• **ТРЕБОВАНИЯ К ЗАДАНИЯМ**
[1] Выпишите из фрагмента о бенджаби все предложения, которые начинаются со слова «Но».
[2] Ответьте по фрагменту о бенджаби на следующие вопросы:
(a) Какие слова вошли в поговорку?
(b) Чем, по мнению бенджаби, вызвана вся работа в больнице?
(c) Что изматывает нервы больше, чем сама работа?

• **ФРАГМЕНТ СТРАНИЦЫ**

━━━━

Само собой разумеется, я описываю лишь худших из наших бенджаби. Но этих худших так много. Побыв у нас некоторое время и видя, как ведут себя другие, они в конце концов привыкают к порядку. Но постоянно прибывают новые, и тогда все приходится начинать сначала. Это изматывает наши нервы больше, чем сама работа. Мы сполна постигаем, что значит жить среди дикарей.
Но сколько бы раз мы ни вздыхали над нашими бенджаби, — слова «как хороша была бы Африка без дикарей» вошли у нас в поговорку, — мы уже начинаем чувствовать, какая между ними и нами образовалась тесная связь. Когда новый доктор — не в первый раз уже — поддается охватившему его порыву возмущения, я стараюсь его успокоить, я говорю ему, что он с тоской и с любовью будет вспоминать об этих людях в Европе. Иные из них действительно похожи на зверя в образе человека. Это не просто дикари: исторгнутые из родных деревень и испытавшие на себе самые разнообразные тлетворные влияния, они опустились еще ниже. Чувство благодарности им начисто незнакомо. Они считают, что вся наша работа в больнице вызвана желанием разбогатеть. И вернувшись на лесной участок, они говорят об этом своим товарищам, — так мне рассказывают те, кто сам это слышал.

━━━━

[Данные структурного разбора страницы]

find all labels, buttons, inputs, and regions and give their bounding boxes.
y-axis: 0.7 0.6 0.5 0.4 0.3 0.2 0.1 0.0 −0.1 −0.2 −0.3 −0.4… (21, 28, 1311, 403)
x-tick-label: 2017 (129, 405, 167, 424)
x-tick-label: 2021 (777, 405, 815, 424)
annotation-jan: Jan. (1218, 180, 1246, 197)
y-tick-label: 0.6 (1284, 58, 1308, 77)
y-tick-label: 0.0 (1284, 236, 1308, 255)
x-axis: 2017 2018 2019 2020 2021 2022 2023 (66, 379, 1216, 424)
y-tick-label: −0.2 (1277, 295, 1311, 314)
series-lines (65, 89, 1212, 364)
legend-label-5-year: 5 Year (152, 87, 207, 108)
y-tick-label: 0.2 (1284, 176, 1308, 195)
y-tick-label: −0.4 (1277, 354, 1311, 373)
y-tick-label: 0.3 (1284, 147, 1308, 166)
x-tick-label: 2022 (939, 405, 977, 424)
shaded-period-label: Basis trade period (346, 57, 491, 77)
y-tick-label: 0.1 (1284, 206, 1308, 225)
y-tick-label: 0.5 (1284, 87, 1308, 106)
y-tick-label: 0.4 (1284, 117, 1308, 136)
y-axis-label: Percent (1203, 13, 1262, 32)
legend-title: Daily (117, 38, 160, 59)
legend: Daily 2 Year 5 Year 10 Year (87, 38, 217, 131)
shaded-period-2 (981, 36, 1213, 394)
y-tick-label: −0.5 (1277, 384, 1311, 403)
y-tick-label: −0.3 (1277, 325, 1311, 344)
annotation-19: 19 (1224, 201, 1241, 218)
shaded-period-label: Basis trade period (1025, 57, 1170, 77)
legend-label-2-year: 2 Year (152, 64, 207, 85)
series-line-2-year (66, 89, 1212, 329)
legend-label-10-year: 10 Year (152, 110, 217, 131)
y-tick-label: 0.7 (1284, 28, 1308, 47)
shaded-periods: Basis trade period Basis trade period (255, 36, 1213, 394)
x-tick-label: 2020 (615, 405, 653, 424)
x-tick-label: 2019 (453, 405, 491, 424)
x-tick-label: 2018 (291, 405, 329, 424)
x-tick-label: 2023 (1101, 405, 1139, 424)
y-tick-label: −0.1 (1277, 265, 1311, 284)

━━━━

• **ОТВЕТЫ ПО ЗАДАНИЯМ**
[1]
Но этих худших так много.
Но постоянно прибывают новые, и тогда все приходится начинать сначала.
Но сколько бы раз мы ни вздыхали над нашими бенджаби, — слова «как хороша была бы Африка без дикарей» вошли у нас в поговорку, — мы уже начинаем чувствовать, какая между ними и нами образовалась тесная связь.

[2]
(a) Слова «как хороша была бы Африка без дикарей».
(b) Желанием разбогатеть.
(c) То, что с прибытием новых бенджаби все приходится начинать сначала.